## What is expected
Say how many lines hold the string "detached"; please write nothing but the number.

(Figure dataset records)
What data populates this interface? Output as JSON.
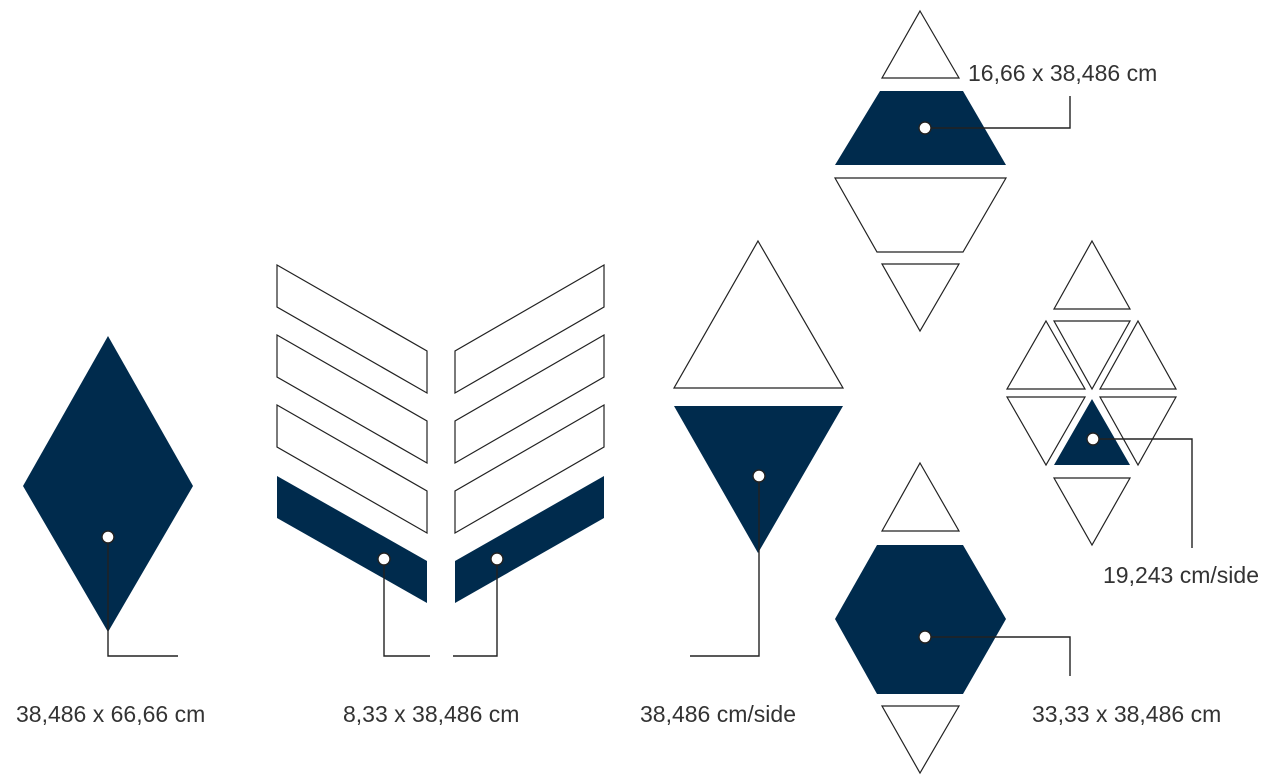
{
  "colors": {
    "fill": "#002b4d",
    "outline": "#222222",
    "text": "#333333",
    "background": "#ffffff"
  },
  "labels": {
    "diamond": "38,486 x 66,66 cm",
    "strip": "8,33 x 38,486 cm",
    "triangle_large": "38,486 cm/side",
    "trapezoid": "16,66 x 38,486 cm",
    "triangle_small": "19,243 cm/side",
    "hexagon": "33,33 x 38,486 cm"
  }
}
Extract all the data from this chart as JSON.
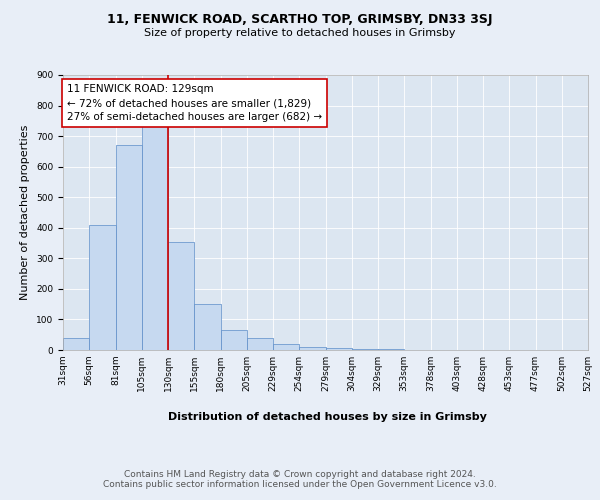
{
  "title1": "11, FENWICK ROAD, SCARTHO TOP, GRIMSBY, DN33 3SJ",
  "title2": "Size of property relative to detached houses in Grimsby",
  "xlabel": "Distribution of detached houses by size in Grimsby",
  "ylabel": "Number of detached properties",
  "bar_values": [
    40,
    410,
    670,
    745,
    355,
    150,
    65,
    40,
    20,
    10,
    5,
    3,
    2,
    1,
    0,
    1,
    0,
    0,
    0,
    1
  ],
  "bar_labels": [
    "31sqm",
    "56sqm",
    "81sqm",
    "105sqm",
    "130sqm",
    "155sqm",
    "180sqm",
    "205sqm",
    "229sqm",
    "254sqm",
    "279sqm",
    "304sqm",
    "329sqm",
    "353sqm",
    "378sqm",
    "403sqm",
    "428sqm",
    "453sqm",
    "477sqm",
    "502sqm",
    "527sqm"
  ],
  "bar_color": "#c6d9f0",
  "bar_edge_color": "#5b8cc8",
  "bar_width": 1.0,
  "property_line_x": 4,
  "property_line_color": "#cc0000",
  "annotation_text": "11 FENWICK ROAD: 129sqm\n← 72% of detached houses are smaller (1,829)\n27% of semi-detached houses are larger (682) →",
  "annotation_box_color": "#ffffff",
  "annotation_box_edge": "#cc0000",
  "ylim": [
    0,
    900
  ],
  "yticks": [
    0,
    100,
    200,
    300,
    400,
    500,
    600,
    700,
    800,
    900
  ],
  "background_color": "#e8eef7",
  "plot_bg_color": "#dce6f1",
  "footer": "Contains HM Land Registry data © Crown copyright and database right 2024.\nContains public sector information licensed under the Open Government Licence v3.0.",
  "title_fontsize": 9,
  "subtitle_fontsize": 8,
  "axis_label_fontsize": 8,
  "tick_fontsize": 6.5,
  "annotation_fontsize": 7.5,
  "footer_fontsize": 6.5
}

## Task answer
4